▸ **Required task**:
Retype every entry exactly, character for character.

Extracted records:
■ ■ ■ ■

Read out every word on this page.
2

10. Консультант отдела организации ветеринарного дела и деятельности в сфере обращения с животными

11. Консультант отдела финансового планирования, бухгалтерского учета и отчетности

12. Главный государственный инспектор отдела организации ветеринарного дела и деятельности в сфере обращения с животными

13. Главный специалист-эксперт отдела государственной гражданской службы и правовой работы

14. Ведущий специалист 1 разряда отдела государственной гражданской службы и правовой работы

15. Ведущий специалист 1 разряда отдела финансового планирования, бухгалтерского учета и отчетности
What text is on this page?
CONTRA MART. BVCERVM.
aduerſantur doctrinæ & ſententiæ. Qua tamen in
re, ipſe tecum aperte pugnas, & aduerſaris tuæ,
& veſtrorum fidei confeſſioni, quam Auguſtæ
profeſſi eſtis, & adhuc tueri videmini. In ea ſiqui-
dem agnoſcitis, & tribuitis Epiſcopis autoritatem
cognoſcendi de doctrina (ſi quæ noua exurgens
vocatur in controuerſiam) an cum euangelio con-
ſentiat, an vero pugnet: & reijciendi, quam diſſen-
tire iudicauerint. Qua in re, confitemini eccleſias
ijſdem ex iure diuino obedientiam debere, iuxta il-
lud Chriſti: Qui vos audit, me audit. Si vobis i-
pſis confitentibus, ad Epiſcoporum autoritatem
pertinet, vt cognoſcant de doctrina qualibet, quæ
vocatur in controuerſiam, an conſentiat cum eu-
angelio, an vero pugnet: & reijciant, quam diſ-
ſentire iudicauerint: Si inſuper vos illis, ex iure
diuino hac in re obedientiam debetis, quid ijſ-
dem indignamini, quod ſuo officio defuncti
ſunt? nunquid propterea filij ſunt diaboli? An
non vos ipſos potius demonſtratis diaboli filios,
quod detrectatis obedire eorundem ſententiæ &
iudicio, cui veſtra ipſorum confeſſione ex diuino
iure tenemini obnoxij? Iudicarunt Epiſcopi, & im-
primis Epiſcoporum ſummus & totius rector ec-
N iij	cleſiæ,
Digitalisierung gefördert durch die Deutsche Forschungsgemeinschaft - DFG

■ ■ ■ ■

▸ **Result**:
Read out every word on this page.
2

10. Консультант отдела организации ветеринарного дела и деятельности в сфере обращения с животными

11. Консультант отдела финансового планирования, бухгалтерского учета и отчетности

12. Главный государственный инспектор отдела организации ветеринарного дела и деятельности в сфере обращения с животными

13. Главный специалист-эксперт отдела государственной гражданской службы и правовой работы

14. Ведущий специалист 1 разряда отдела государственной гражданской службы и правовой работы

15. Ведущий специалист 1 разряда отдела финансового планирования, бухгалтерского учета и отчетности
What text is on this page?
CONTRA MART. BVCERVM.
aduerſantur doctrinæ & ſententiæ. Qua tamen in
re, ipſe tecum aperte pugnas, & aduerſaris tuæ,
& veſtrorum fidei confeſſioni, quam Auguſtæ
profeſſi eſtis, & adhuc tueri videmini. In ea ſiqui-
dem agnoſcitis, & tribuitis Epiſcopis autoritatem
cognoſcendi de doctrina (ſi quæ noua exurgens
vocatur in controuerſiam) an cum euangelio con-
ſentiat, an vero pugnet: & reijciendi, quam diſſen-
tire iudicauerint. Qua in re, confitemini eccleſias
ijſdem ex iure diuino obedientiam debere, iuxta il-
lud Chriſti: Qui vos audit, me audit. Si vobis i-
pſis confitentibus, ad Epiſcoporum autoritatem
pertinet, vt cognoſcant de doctrina qualibet, quæ
vocatur in controuerſiam, an conſentiat cum eu-
angelio, an vero pugnet: & reijciant, quam diſ-
ſentire iudicauerint: Si inſuper vos illis, ex iure
diuino hac in re obedientiam debetis, quid ijſ-
dem indignamini, quod ſuo officio defuncti
ſunt? nunquid propterea filij ſunt diaboli? An
non vos ipſos potius demonſtratis diaboli filios,
quod detrectatis obedire eorundem ſententiæ &
iudicio, cui veſtra ipſorum confeſſione ex diuino
iure tenemini obnoxij? Iudicarunt Epiſcopi, & im-
primis Epiſcoporum ſummus & totius rector ec-
N iij	cleſiæ,
Digitalisierung gefördert durch die Deutsche Forschungsgemeinschaft - DFG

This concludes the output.